_Goal_:
In how many lines of the data does the word "yeux" appear? Give the number by itself.
************
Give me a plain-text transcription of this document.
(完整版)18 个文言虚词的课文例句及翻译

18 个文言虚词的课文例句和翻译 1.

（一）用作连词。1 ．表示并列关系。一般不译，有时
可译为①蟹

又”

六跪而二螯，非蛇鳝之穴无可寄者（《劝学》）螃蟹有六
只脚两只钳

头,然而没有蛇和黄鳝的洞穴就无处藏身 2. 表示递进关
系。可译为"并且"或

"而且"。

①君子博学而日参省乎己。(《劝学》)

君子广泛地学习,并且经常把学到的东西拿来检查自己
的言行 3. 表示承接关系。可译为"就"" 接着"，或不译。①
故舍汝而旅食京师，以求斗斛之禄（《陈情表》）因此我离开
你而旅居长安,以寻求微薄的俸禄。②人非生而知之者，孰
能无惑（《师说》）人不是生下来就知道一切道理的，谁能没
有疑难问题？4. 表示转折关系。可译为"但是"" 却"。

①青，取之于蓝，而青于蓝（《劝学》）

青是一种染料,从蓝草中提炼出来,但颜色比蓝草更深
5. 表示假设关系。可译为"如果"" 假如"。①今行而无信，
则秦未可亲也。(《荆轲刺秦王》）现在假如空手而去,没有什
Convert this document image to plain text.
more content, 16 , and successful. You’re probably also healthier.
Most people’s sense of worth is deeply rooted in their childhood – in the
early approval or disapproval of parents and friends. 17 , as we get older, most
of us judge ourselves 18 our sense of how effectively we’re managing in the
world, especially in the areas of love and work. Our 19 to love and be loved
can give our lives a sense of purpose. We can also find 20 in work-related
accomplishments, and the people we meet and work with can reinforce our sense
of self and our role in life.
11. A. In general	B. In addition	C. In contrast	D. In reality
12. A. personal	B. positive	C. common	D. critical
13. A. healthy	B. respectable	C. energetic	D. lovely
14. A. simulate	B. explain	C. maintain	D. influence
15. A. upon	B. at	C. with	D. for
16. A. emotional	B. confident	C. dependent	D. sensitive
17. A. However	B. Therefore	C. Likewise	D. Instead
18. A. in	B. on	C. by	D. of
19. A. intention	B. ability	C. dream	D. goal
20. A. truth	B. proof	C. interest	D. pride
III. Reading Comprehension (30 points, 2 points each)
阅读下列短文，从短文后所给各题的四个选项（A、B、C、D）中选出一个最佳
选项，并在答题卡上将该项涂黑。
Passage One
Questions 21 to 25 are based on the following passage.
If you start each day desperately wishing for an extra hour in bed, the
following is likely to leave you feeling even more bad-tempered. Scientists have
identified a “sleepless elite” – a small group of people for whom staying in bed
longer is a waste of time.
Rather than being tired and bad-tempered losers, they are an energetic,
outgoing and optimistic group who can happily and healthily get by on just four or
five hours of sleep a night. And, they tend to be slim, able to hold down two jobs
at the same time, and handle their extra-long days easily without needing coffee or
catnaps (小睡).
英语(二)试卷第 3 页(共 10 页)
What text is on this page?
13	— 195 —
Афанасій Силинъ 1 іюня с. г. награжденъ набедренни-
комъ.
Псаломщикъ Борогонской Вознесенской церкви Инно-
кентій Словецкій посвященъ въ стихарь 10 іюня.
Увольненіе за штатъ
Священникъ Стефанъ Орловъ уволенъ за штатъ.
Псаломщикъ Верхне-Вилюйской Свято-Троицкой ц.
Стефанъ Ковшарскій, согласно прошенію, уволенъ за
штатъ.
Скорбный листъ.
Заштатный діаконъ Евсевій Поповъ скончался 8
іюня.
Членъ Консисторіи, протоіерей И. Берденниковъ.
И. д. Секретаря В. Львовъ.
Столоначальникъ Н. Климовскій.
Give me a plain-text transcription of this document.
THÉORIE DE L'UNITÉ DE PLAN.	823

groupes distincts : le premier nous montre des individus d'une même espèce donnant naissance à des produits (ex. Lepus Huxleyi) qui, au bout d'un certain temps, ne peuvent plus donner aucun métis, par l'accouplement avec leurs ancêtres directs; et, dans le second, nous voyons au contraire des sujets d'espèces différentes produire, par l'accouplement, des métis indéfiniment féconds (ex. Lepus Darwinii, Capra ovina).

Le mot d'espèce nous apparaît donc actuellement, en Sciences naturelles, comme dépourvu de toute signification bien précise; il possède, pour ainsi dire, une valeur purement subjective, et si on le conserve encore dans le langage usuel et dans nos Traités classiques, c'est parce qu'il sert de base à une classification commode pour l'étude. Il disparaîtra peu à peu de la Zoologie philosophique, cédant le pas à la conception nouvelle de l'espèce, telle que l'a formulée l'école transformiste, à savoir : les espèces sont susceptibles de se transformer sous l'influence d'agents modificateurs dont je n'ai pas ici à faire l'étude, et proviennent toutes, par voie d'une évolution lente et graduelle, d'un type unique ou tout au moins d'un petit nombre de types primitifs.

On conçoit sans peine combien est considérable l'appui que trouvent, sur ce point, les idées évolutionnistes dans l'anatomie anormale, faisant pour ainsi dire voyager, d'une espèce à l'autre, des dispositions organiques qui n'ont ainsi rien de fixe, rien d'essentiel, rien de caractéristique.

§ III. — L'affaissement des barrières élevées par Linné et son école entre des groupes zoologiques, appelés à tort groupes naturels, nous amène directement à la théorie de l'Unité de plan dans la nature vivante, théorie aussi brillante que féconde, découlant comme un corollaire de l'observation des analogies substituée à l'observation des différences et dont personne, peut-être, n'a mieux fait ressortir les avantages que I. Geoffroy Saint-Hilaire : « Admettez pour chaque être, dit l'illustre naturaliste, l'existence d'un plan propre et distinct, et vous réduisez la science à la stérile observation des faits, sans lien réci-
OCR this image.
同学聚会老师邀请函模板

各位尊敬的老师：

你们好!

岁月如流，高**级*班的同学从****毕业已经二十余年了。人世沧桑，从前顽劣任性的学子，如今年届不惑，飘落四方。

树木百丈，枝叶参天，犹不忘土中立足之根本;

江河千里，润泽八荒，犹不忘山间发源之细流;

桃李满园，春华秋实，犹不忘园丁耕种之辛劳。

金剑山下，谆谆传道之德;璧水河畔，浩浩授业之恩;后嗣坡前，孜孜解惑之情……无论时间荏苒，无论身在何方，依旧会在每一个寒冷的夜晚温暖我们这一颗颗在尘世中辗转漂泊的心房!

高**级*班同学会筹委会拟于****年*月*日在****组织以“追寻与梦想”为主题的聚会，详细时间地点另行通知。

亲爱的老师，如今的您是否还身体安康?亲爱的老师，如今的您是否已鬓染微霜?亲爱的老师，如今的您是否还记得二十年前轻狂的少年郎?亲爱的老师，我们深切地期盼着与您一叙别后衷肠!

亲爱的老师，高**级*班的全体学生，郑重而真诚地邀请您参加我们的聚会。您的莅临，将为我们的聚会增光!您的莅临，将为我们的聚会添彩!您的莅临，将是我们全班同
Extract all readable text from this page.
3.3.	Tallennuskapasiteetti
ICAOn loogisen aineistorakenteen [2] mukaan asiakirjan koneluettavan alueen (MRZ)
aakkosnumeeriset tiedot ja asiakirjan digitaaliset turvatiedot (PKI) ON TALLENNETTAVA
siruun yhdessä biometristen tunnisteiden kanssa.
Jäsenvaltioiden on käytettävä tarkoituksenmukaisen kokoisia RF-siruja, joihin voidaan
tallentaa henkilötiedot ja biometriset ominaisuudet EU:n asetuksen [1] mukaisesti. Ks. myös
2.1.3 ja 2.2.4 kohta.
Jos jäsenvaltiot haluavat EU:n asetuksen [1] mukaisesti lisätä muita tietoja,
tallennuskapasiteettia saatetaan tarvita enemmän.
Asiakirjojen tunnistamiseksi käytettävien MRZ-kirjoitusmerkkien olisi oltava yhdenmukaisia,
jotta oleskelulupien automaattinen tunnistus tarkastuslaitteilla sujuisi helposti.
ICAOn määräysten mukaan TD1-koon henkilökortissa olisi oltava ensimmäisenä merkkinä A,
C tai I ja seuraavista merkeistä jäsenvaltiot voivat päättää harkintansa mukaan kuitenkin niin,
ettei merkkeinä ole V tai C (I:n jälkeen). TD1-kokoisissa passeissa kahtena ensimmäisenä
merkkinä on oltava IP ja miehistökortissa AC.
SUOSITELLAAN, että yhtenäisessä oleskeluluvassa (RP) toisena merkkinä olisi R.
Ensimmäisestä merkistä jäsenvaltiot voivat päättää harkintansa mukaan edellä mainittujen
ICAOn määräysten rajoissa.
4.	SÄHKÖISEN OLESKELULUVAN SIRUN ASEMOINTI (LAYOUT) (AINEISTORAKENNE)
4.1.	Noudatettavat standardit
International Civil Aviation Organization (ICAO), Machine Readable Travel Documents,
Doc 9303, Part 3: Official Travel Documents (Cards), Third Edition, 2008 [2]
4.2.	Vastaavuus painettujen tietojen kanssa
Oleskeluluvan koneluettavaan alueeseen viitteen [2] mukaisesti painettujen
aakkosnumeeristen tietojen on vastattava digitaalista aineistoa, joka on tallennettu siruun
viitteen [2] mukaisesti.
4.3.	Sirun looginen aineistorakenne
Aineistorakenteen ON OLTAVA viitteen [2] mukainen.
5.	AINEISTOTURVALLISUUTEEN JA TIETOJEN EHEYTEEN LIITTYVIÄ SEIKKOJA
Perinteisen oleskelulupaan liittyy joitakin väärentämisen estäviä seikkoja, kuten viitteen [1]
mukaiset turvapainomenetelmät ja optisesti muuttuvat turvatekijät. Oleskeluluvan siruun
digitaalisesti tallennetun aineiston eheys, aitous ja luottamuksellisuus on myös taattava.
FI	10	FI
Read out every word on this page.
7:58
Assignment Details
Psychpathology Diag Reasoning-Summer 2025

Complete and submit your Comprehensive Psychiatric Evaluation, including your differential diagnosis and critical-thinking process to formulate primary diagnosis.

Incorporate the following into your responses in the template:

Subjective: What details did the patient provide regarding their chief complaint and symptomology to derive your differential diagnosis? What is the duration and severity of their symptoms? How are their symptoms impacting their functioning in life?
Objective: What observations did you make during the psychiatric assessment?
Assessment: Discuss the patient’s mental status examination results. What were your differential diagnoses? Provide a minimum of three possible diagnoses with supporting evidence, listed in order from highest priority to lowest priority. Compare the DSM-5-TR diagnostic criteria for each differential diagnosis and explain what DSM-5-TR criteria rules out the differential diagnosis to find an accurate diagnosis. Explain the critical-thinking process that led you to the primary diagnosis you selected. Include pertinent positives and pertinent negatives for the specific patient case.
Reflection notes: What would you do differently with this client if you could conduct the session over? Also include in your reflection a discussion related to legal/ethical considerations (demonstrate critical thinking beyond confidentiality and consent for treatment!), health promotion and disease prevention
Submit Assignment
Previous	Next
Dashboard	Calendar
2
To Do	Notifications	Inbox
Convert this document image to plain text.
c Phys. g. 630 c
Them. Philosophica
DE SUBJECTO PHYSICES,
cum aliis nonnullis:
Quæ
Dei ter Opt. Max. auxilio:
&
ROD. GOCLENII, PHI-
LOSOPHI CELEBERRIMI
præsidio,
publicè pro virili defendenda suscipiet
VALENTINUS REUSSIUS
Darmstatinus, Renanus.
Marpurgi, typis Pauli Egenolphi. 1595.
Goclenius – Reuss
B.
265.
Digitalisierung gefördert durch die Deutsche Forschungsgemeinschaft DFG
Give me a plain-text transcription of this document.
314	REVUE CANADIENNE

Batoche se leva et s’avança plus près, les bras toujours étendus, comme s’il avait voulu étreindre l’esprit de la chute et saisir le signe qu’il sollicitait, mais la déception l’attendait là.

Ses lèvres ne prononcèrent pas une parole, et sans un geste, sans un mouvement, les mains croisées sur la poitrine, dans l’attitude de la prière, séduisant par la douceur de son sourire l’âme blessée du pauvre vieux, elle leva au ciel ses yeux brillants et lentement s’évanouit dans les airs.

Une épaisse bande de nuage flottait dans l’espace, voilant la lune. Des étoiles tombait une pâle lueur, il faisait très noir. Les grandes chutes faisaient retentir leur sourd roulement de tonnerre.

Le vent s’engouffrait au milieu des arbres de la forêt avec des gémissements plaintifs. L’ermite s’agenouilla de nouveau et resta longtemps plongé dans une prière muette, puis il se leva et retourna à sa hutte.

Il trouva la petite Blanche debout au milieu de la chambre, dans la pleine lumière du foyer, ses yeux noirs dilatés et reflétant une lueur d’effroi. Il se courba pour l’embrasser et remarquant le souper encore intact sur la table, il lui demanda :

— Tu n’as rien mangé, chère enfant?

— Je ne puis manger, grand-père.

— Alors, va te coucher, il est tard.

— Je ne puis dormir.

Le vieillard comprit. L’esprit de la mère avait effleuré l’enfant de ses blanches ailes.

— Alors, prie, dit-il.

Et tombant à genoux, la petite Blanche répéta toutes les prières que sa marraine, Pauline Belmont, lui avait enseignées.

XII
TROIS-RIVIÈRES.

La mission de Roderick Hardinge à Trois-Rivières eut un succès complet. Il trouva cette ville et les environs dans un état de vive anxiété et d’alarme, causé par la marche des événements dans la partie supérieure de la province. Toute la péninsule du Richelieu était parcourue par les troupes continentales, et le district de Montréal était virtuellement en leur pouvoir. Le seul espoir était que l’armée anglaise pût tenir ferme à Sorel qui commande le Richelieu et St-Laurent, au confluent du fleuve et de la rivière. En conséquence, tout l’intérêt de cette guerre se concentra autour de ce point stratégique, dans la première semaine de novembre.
************
_Response below_:
2